▸ EXERCISE PROMPT
Reproduce each line below word for word, omitting the picture.

▸ DATA TO USE
-- BEGIN --

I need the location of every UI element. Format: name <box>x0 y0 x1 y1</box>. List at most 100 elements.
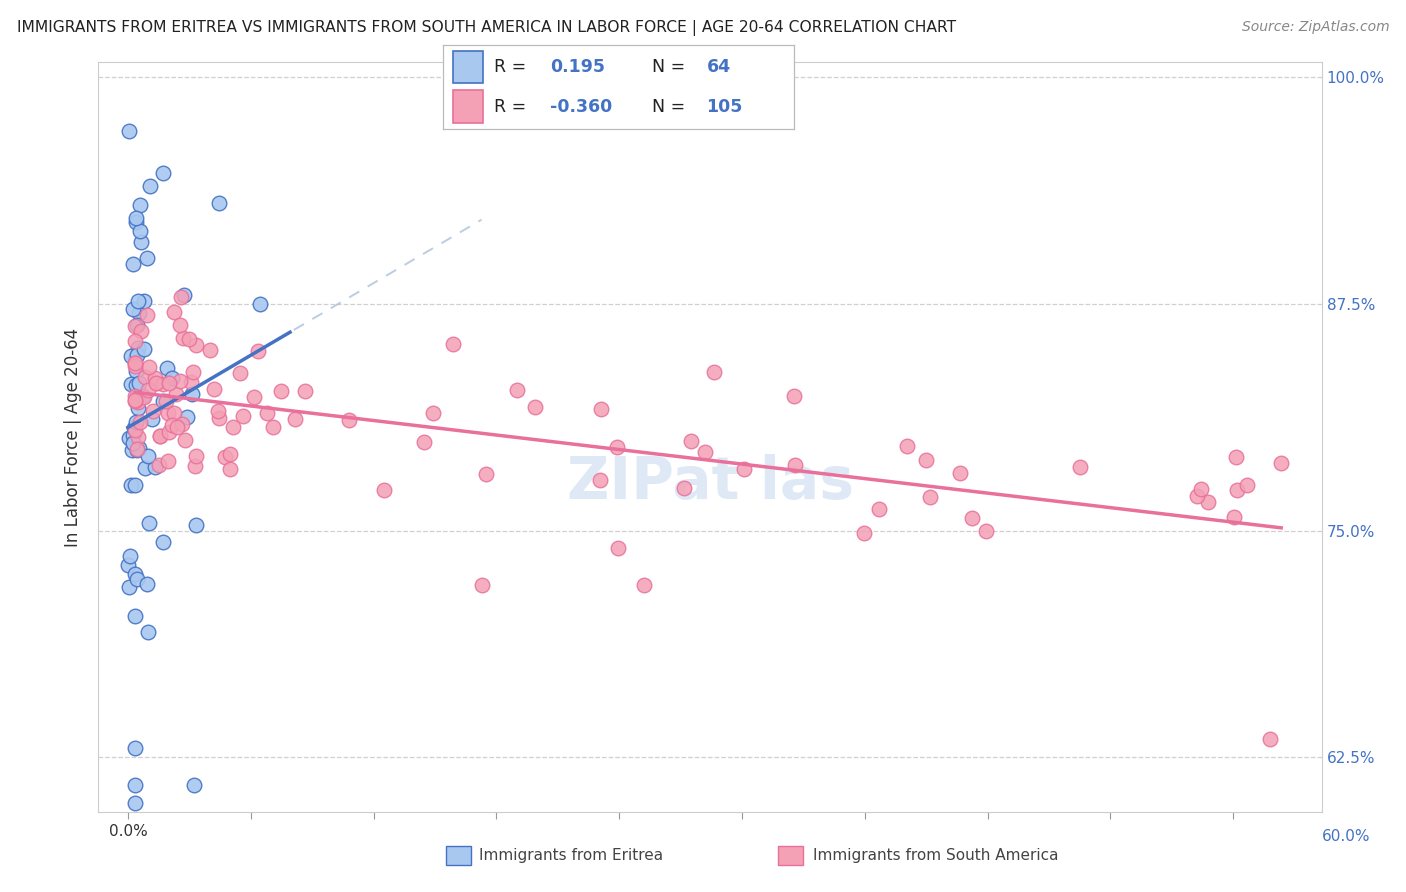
Point <box>222 419 245 434</box>
Point <box>124 741 146 756</box>
Point <box>184 449 207 463</box>
Point <box>152 376 174 391</box>
Point <box>169 318 191 333</box>
Point <box>337 413 360 427</box>
Point <box>118 124 141 138</box>
Text: -0.360: -0.360 <box>550 98 613 116</box>
Text: Immigrants from Eritrea: Immigrants from Eritrea <box>479 848 664 863</box>
Point <box>294 384 316 398</box>
Text: R =: R = <box>494 58 526 76</box>
Point <box>132 342 155 356</box>
Point <box>165 387 187 401</box>
Point <box>703 366 725 380</box>
Point <box>122 427 145 442</box>
Point <box>606 541 628 555</box>
Point <box>524 400 547 414</box>
Point <box>243 390 266 404</box>
Point <box>1270 456 1292 470</box>
Point <box>413 435 436 450</box>
Point <box>962 510 984 524</box>
Point <box>162 406 184 420</box>
Point <box>949 466 972 480</box>
Point <box>733 462 755 476</box>
Point <box>1236 478 1258 492</box>
Point <box>156 454 179 468</box>
Text: 60.0%: 60.0% <box>1323 830 1371 844</box>
Point <box>124 796 146 810</box>
Point <box>166 420 188 434</box>
Point <box>681 434 703 448</box>
Point <box>124 392 146 407</box>
Point <box>121 436 143 450</box>
Point <box>156 406 179 420</box>
Point <box>177 332 200 346</box>
Point <box>219 462 242 476</box>
Point <box>124 355 146 369</box>
Point <box>198 343 221 358</box>
Point <box>218 447 240 461</box>
Point <box>124 359 146 373</box>
Point <box>852 525 875 540</box>
Point <box>186 518 208 533</box>
Point <box>124 423 146 437</box>
Point <box>145 376 167 390</box>
Point <box>149 429 172 443</box>
Point <box>915 453 938 467</box>
Point <box>181 365 204 379</box>
Point <box>120 478 142 492</box>
Point <box>124 318 146 333</box>
Point <box>132 390 155 404</box>
Point <box>152 535 174 549</box>
Point <box>1223 510 1246 524</box>
Point <box>247 344 270 359</box>
Point <box>127 341 149 355</box>
Point <box>1225 450 1247 464</box>
Point <box>138 360 160 375</box>
Point <box>127 348 149 362</box>
Point <box>120 349 142 363</box>
Point <box>1189 482 1212 496</box>
Point <box>143 459 166 474</box>
Point <box>124 477 146 491</box>
Point <box>124 420 146 434</box>
Point <box>672 481 695 495</box>
Text: 64: 64 <box>706 58 731 76</box>
Point <box>134 293 156 308</box>
Point <box>128 376 150 390</box>
Point <box>633 578 655 592</box>
Point <box>896 439 918 453</box>
Point <box>124 352 146 367</box>
Point <box>136 309 159 323</box>
Point <box>128 441 150 455</box>
Point <box>121 442 143 457</box>
Point <box>589 401 612 416</box>
Point <box>121 301 143 316</box>
Point <box>124 355 146 369</box>
Point <box>172 417 194 431</box>
Point <box>148 458 170 472</box>
Point <box>169 374 191 388</box>
Point <box>125 389 148 403</box>
Point <box>172 331 194 345</box>
Point <box>256 406 278 420</box>
Point <box>208 195 231 210</box>
Point <box>232 409 254 424</box>
FancyBboxPatch shape <box>453 51 484 83</box>
Point <box>127 401 149 416</box>
Point <box>134 460 156 475</box>
Point <box>149 428 172 442</box>
Point <box>135 252 157 266</box>
Point <box>918 490 941 504</box>
Point <box>202 382 225 396</box>
Point <box>135 577 157 591</box>
Point <box>180 375 202 389</box>
Point <box>124 389 146 403</box>
Point <box>163 305 186 319</box>
Point <box>695 445 717 459</box>
Point <box>1258 732 1281 747</box>
Point <box>176 410 198 425</box>
Point <box>229 366 252 380</box>
Point <box>125 572 148 586</box>
Point <box>118 549 141 564</box>
Point <box>127 294 149 309</box>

-- END --

▸ EXERCISE SOLUTION
I need the location of every UI element. Format: name <box>x0 y0 x1 y1</box>. List at most 100 elements.
Point <box>222 419 245 434</box>
Point <box>124 741 146 756</box>
Point <box>184 449 207 463</box>
Point <box>152 376 174 391</box>
Point <box>169 318 191 333</box>
Point <box>337 413 360 427</box>
Point <box>118 124 141 138</box>
Text: -0.360: -0.360 <box>550 98 613 116</box>
Text: Immigrants from Eritrea: Immigrants from Eritrea <box>479 848 664 863</box>
Point <box>294 384 316 398</box>
Text: R =: R = <box>494 58 526 76</box>
Point <box>132 342 155 356</box>
Point <box>165 387 187 401</box>
Point <box>703 366 725 380</box>
Point <box>122 427 145 442</box>
Point <box>606 541 628 555</box>
Point <box>524 400 547 414</box>
Point <box>243 390 266 404</box>
Point <box>1270 456 1292 470</box>
Point <box>413 435 436 450</box>
Point <box>962 510 984 524</box>
Point <box>162 406 184 420</box>
Point <box>949 466 972 480</box>
Point <box>733 462 755 476</box>
Point <box>1236 478 1258 492</box>
Point <box>156 454 179 468</box>
Text: 60.0%: 60.0% <box>1323 830 1371 844</box>
Point <box>124 796 146 810</box>
Point <box>166 420 188 434</box>
Point <box>681 434 703 448</box>
Point <box>124 392 146 407</box>
Point <box>121 436 143 450</box>
Point <box>156 406 179 420</box>
Point <box>177 332 200 346</box>
Point <box>219 462 242 476</box>
Point <box>124 355 146 369</box>
Point <box>198 343 221 358</box>
Point <box>218 447 240 461</box>
Point <box>124 359 146 373</box>
Point <box>852 525 875 540</box>
Point <box>186 518 208 533</box>
Point <box>124 423 146 437</box>
Point <box>145 376 167 390</box>
Point <box>149 429 172 443</box>
Point <box>915 453 938 467</box>
Point <box>181 365 204 379</box>
Point <box>120 478 142 492</box>
Point <box>124 318 146 333</box>
Point <box>132 390 155 404</box>
Point <box>152 535 174 549</box>
Point <box>1223 510 1246 524</box>
Point <box>247 344 270 359</box>
Point <box>127 341 149 355</box>
Point <box>1225 450 1247 464</box>
Point <box>138 360 160 375</box>
Point <box>127 348 149 362</box>
Point <box>120 349 142 363</box>
Point <box>1189 482 1212 496</box>
Point <box>143 459 166 474</box>
Point <box>124 477 146 491</box>
Point <box>124 420 146 434</box>
Point <box>672 481 695 495</box>
Text: 64: 64 <box>706 58 731 76</box>
Point <box>134 293 156 308</box>
Point <box>128 376 150 390</box>
Point <box>633 578 655 592</box>
Point <box>896 439 918 453</box>
Point <box>124 352 146 367</box>
Point <box>136 309 159 323</box>
Point <box>128 441 150 455</box>
Point <box>121 442 143 457</box>
Point <box>589 401 612 416</box>
Point <box>121 301 143 316</box>
Point <box>124 355 146 369</box>
Point <box>172 417 194 431</box>
Point <box>148 458 170 472</box>
Point <box>169 374 191 388</box>
Point <box>125 389 148 403</box>
Point <box>172 331 194 345</box>
Point <box>256 406 278 420</box>
Point <box>208 195 231 210</box>
Point <box>232 409 254 424</box>
FancyBboxPatch shape <box>453 51 484 83</box>
Point <box>127 401 149 416</box>
Point <box>134 460 156 475</box>
Point <box>149 428 172 442</box>
Point <box>135 252 157 266</box>
Point <box>918 490 941 504</box>
Point <box>202 382 225 396</box>
Point <box>135 577 157 591</box>
Point <box>180 375 202 389</box>
Point <box>124 389 146 403</box>
Point <box>163 305 186 319</box>
Point <box>695 445 717 459</box>
Point <box>1258 732 1281 747</box>
Point <box>176 410 198 425</box>
Point <box>229 366 252 380</box>
Point <box>125 572 148 586</box>
Point <box>118 549 141 564</box>
Point <box>127 294 149 309</box>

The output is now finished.